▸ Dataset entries

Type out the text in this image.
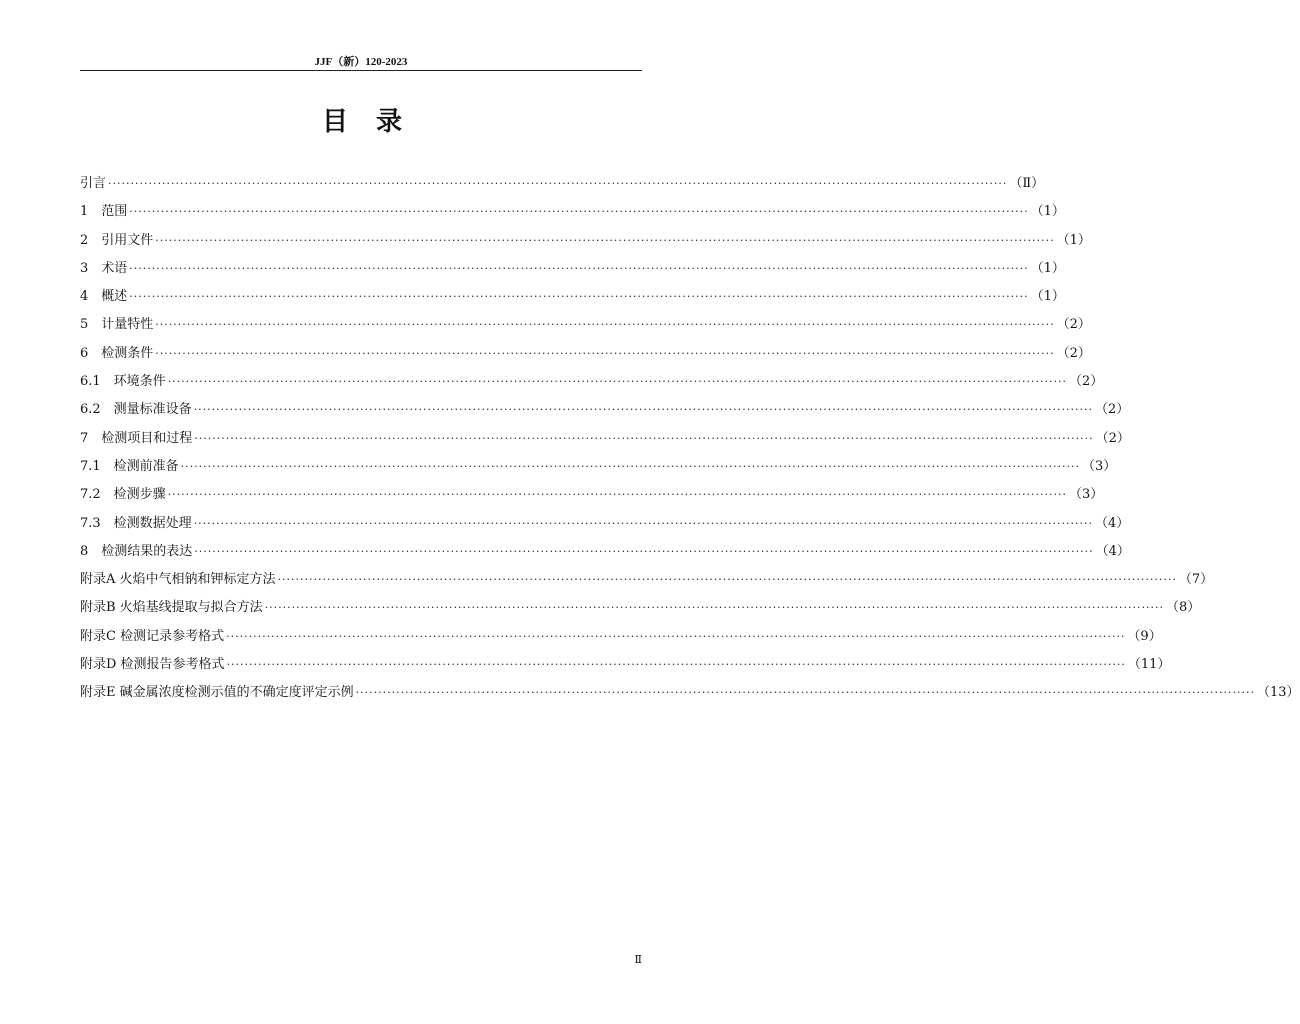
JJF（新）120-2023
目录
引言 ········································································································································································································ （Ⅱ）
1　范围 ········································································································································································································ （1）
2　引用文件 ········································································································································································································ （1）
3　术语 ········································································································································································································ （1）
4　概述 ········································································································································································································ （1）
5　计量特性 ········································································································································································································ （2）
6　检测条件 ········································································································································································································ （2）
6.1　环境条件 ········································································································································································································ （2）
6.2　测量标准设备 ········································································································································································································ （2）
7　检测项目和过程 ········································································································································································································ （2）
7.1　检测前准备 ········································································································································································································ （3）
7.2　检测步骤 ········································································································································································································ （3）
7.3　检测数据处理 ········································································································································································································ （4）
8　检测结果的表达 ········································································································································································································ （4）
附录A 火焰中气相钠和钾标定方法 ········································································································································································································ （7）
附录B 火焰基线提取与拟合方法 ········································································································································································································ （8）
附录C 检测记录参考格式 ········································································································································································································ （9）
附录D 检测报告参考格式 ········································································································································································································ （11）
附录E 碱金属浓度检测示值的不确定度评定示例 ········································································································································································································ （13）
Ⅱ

▸ YOUR TASK
Transcribe every entry word for word, but skip the pictures.

▸ ANSWER FOR THIS EXERCISE
Type out the text in this image.
JJF（新）120-2023
目录
引言 ········································································································································································································ （Ⅱ）
1　范围 ········································································································································································································ （1）
2　引用文件 ········································································································································································································ （1）
3　术语 ········································································································································································································ （1）
4　概述 ········································································································································································································ （1）
5　计量特性 ········································································································································································································ （2）
6　检测条件 ········································································································································································································ （2）
6.1　环境条件 ········································································································································································································ （2）
6.2　测量标准设备 ········································································································································································································ （2）
7　检测项目和过程 ········································································································································································································ （2）
7.1　检测前准备 ········································································································································································································ （3）
7.2　检测步骤 ········································································································································································································ （3）
7.3　检测数据处理 ········································································································································································································ （4）
8　检测结果的表达 ········································································································································································································ （4）
附录A 火焰中气相钠和钾标定方法 ········································································································································································································ （7）
附录B 火焰基线提取与拟合方法 ········································································································································································································ （8）
附录C 检测记录参考格式 ········································································································································································································ （9）
附录D 检测报告参考格式 ········································································································································································································ （11）
附录E 碱金属浓度检测示值的不确定度评定示例 ········································································································································································································ （13）
Ⅱ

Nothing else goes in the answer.